Repeat every record below exactly, omitting any pictures.
**** STORED RECORDS ****
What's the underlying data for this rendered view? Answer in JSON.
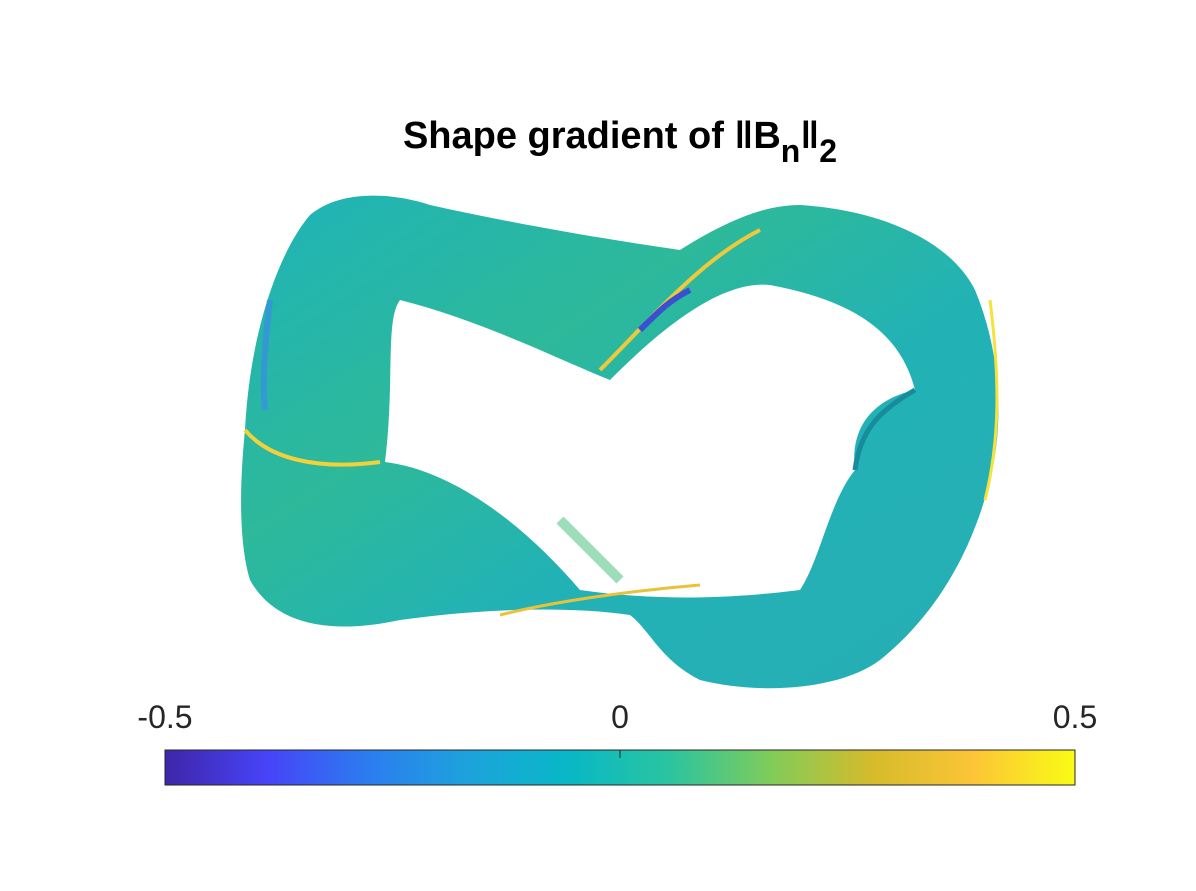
{
  "chart_data": {
    "type": "surface",
    "title": [
      "Shape gradient of ‖B",
      "n",
      "‖",
      "2"
    ],
    "colorbar": {
      "lim": [
        -0.5,
        0.5
      ],
      "ticks": [
        -0.5,
        0,
        0.5
      ],
      "colormap": [
        "#3e26a8",
        "#4743f8",
        "#2c7cf0",
        "#1ca3dc",
        "#08b8c6",
        "#2bc4a0",
        "#81cc59",
        "#d6bb2b",
        "#fcc537",
        "#f9fb15"
      ]
    }
  }
}
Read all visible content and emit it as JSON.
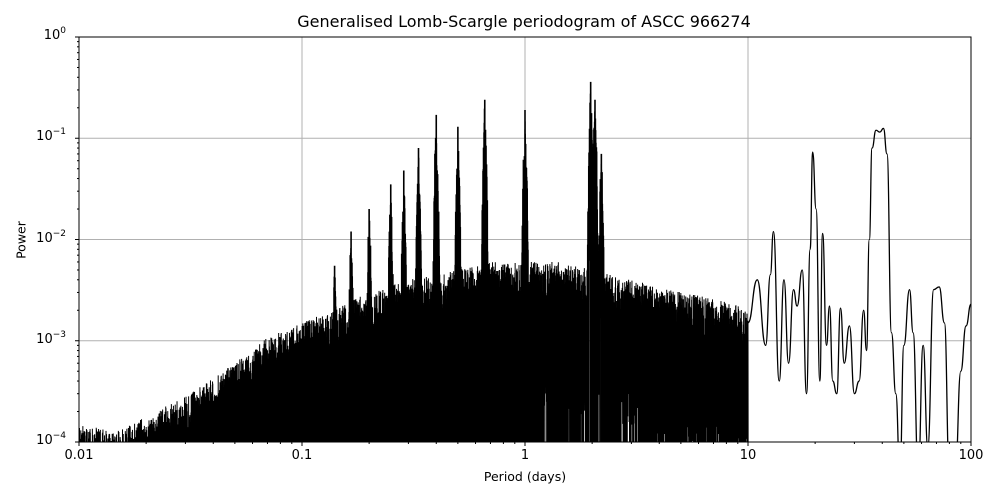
{
  "chart_data": {
    "type": "line",
    "title": "Generalised Lomb-Scargle periodogram of ASCC 966274",
    "xlabel": "Period (days)",
    "ylabel": "Power",
    "xscale": "log",
    "yscale": "log",
    "xlim": [
      0.01,
      100
    ],
    "ylim": [
      0.0001,
      1
    ],
    "grid": true,
    "legend": null,
    "x_ticks": [
      "0.01",
      "0.1",
      "1",
      "10",
      "100"
    ],
    "y_ticks": [
      {
        "base": "10",
        "exp": "−4",
        "value": 0.0001
      },
      {
        "base": "10",
        "exp": "−3",
        "value": 0.001
      },
      {
        "base": "10",
        "exp": "−2",
        "value": 0.01
      },
      {
        "base": "10",
        "exp": "−1",
        "value": 0.1
      },
      {
        "base": "10",
        "exp": "0",
        "value": 1
      }
    ],
    "line_color": "#000000",
    "grid_color": "#b0b0b0",
    "envelope": {
      "description": "Dense alias forest; approximate upper envelope of noise floor",
      "x": [
        0.01,
        0.015,
        0.02,
        0.03,
        0.05,
        0.07,
        0.1,
        0.15,
        0.2,
        0.3,
        0.5,
        0.7,
        1.0,
        1.5,
        2.0,
        3.0,
        5.0,
        8.0,
        10.0
      ],
      "y": [
        0.00015,
        0.00013,
        0.00018,
        0.00028,
        0.0006,
        0.0011,
        0.0015,
        0.0022,
        0.003,
        0.004,
        0.005,
        0.006,
        0.006,
        0.006,
        0.005,
        0.004,
        0.003,
        0.0025,
        0.002
      ]
    },
    "peaks": [
      {
        "period": 0.14,
        "power": 0.0055
      },
      {
        "period": 0.166,
        "power": 0.012
      },
      {
        "period": 0.2,
        "power": 0.02
      },
      {
        "period": 0.25,
        "power": 0.035
      },
      {
        "period": 0.286,
        "power": 0.048
      },
      {
        "period": 0.333,
        "power": 0.08
      },
      {
        "period": 0.4,
        "power": 0.17
      },
      {
        "period": 0.5,
        "power": 0.13
      },
      {
        "period": 0.66,
        "power": 0.24
      },
      {
        "period": 1.0,
        "power": 0.19
      },
      {
        "period": 1.97,
        "power": 0.36
      },
      {
        "period": 2.06,
        "power": 0.24
      },
      {
        "period": 2.2,
        "power": 0.07
      },
      {
        "period": 13.0,
        "power": 0.012
      },
      {
        "period": 19.5,
        "power": 0.073
      },
      {
        "period": 21.5,
        "power": 0.011
      },
      {
        "period": 38.0,
        "power": 0.12
      },
      {
        "period": 41.0,
        "power": 0.125
      },
      {
        "period": 55.0,
        "power": 0.0032
      },
      {
        "period": 72.0,
        "power": 0.0034
      },
      {
        "period": 100.0,
        "power": 0.0023
      }
    ],
    "long_period_curve": {
      "x": [
        10,
        11,
        12,
        12.6,
        13,
        13.8,
        14.5,
        15.2,
        16,
        16.6,
        17.5,
        18.3,
        19.0,
        19.5,
        20.2,
        21,
        21.6,
        22.5,
        23.2,
        24,
        25,
        26,
        27,
        28.5,
        30,
        31.5,
        33,
        34,
        35,
        36,
        37.5,
        39,
        40.5,
        42,
        44,
        46,
        48,
        50,
        53,
        55,
        58,
        61,
        64,
        68,
        72,
        76,
        80,
        85,
        90,
        95,
        100
      ],
      "y": [
        0.0015,
        0.004,
        0.0009,
        0.0045,
        0.012,
        0.0004,
        0.004,
        0.0006,
        0.0032,
        0.0022,
        0.005,
        0.0003,
        0.008,
        0.073,
        0.02,
        0.0004,
        0.0115,
        0.0009,
        0.0022,
        0.0004,
        0.0003,
        0.0021,
        0.0006,
        0.0014,
        0.0003,
        0.0004,
        0.002,
        0.0008,
        0.01,
        0.08,
        0.12,
        0.115,
        0.125,
        0.07,
        0.0012,
        0.0003,
        5e-05,
        0.0009,
        0.0032,
        0.0012,
        5e-05,
        0.0009,
        9e-05,
        0.0032,
        0.0034,
        0.0015,
        5e-05,
        5e-05,
        0.0005,
        0.0014,
        0.0023
      ]
    }
  }
}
****
__EXERCISE RESPONSE__.
What's the underlying data for this rendered view? Answer in JSON.
{
  "chart_data": {
    "type": "surface",
    "title": [
      "Shape gradient of ‖B",
      "n",
      "‖",
      "2"
    ],
    "colorbar": {
      "lim": [
        -0.5,
        0.5
      ],
      "ticks": [
        -0.5,
        0,
        0.5
      ],
      "colormap": [
        "#3e26a8",
        "#4743f8",
        "#2c7cf0",
        "#1ca3dc",
        "#08b8c6",
        "#2bc4a0",
        "#81cc59",
        "#d6bb2b",
        "#fcc537",
        "#f9fb15"
      ]
    }
  }
}
Read all visible content and emit it as JSON.
{
  "chart_data": {
    "type": "line",
    "title": "Generalised Lomb-Scargle periodogram of ASCC 966274",
    "xlabel": "Period (days)",
    "ylabel": "Power",
    "xscale": "log",
    "yscale": "log",
    "xlim": [
      0.01,
      100
    ],
    "ylim": [
      0.0001,
      1
    ],
    "grid": true,
    "legend": null,
    "x_ticks": [
      "0.01",
      "0.1",
      "1",
      "10",
      "100"
    ],
    "y_ticks": [
      {
        "base": "10",
        "exp": "−4",
        "value": 0.0001
      },
      {
        "base": "10",
        "exp": "−3",
        "value": 0.001
      },
      {
        "base": "10",
        "exp": "−2",
        "value": 0.01
      },
      {
        "base": "10",
        "exp": "−1",
        "value": 0.1
      },
      {
        "base": "10",
        "exp": "0",
        "value": 1
      }
    ],
    "line_color": "#000000",
    "grid_color": "#b0b0b0",
    "envelope": {
      "description": "Dense alias forest; approximate upper envelope of noise floor",
      "x": [
        0.01,
        0.015,
        0.02,
        0.03,
        0.05,
        0.07,
        0.1,
        0.15,
        0.2,
        0.3,
        0.5,
        0.7,
        1.0,
        1.5,
        2.0,
        3.0,
        5.0,
        8.0,
        10.0
      ],
      "y": [
        0.00015,
        0.00013,
        0.00018,
        0.00028,
        0.0006,
        0.0011,
        0.0015,
        0.0022,
        0.003,
        0.004,
        0.005,
        0.006,
        0.006,
        0.006,
        0.005,
        0.004,
        0.003,
        0.0025,
        0.002
      ]
    },
    "peaks": [
      {
        "period": 0.14,
        "power": 0.0055
      },
      {
        "period": 0.166,
        "power": 0.012
      },
      {
        "period": 0.2,
        "power": 0.02
      },
      {
        "period": 0.25,
        "power": 0.035
      },
      {
        "period": 0.286,
        "power": 0.048
      },
      {
        "period": 0.333,
        "power": 0.08
      },
      {
        "period": 0.4,
        "power": 0.17
      },
      {
        "period": 0.5,
        "power": 0.13
      },
      {
        "period": 0.66,
        "power": 0.24
      },
      {
        "period": 1.0,
        "power": 0.19
      },
      {
        "period": 1.97,
        "power": 0.36
      },
      {
        "period": 2.06,
        "power": 0.24
      },
      {
        "period": 2.2,
        "power": 0.07
      },
      {
        "period": 13.0,
        "power": 0.012
      },
      {
        "period": 19.5,
        "power": 0.073
      },
      {
        "period": 21.5,
        "power": 0.011
      },
      {
        "period": 38.0,
        "power": 0.12
      },
      {
        "period": 41.0,
        "power": 0.125
      },
      {
        "period": 55.0,
        "power": 0.0032
      },
      {
        "period": 72.0,
        "power": 0.0034
      },
      {
        "period": 100.0,
        "power": 0.0023
      }
    ],
    "long_period_curve": {
      "x": [
        10,
        11,
        12,
        12.6,
        13,
        13.8,
        14.5,
        15.2,
        16,
        16.6,
        17.5,
        18.3,
        19.0,
        19.5,
        20.2,
        21,
        21.6,
        22.5,
        23.2,
        24,
        25,
        26,
        27,
        28.5,
        30,
        31.5,
        33,
        34,
        35,
        36,
        37.5,
        39,
        40.5,
        42,
        44,
        46,
        48,
        50,
        53,
        55,
        58,
        61,
        64,
        68,
        72,
        76,
        80,
        85,
        90,
        95,
        100
      ],
      "y": [
        0.0015,
        0.004,
        0.0009,
        0.0045,
        0.012,
        0.0004,
        0.004,
        0.0006,
        0.0032,
        0.0022,
        0.005,
        0.0003,
        0.008,
        0.073,
        0.02,
        0.0004,
        0.0115,
        0.0009,
        0.0022,
        0.0004,
        0.0003,
        0.0021,
        0.0006,
        0.0014,
        0.0003,
        0.0004,
        0.002,
        0.0008,
        0.01,
        0.08,
        0.12,
        0.115,
        0.125,
        0.07,
        0.0012,
        0.0003,
        5e-05,
        0.0009,
        0.0032,
        0.0012,
        5e-05,
        0.0009,
        9e-05,
        0.0032,
        0.0034,
        0.0015,
        5e-05,
        5e-05,
        0.0005,
        0.0014,
        0.0023
      ]
    }
  }
}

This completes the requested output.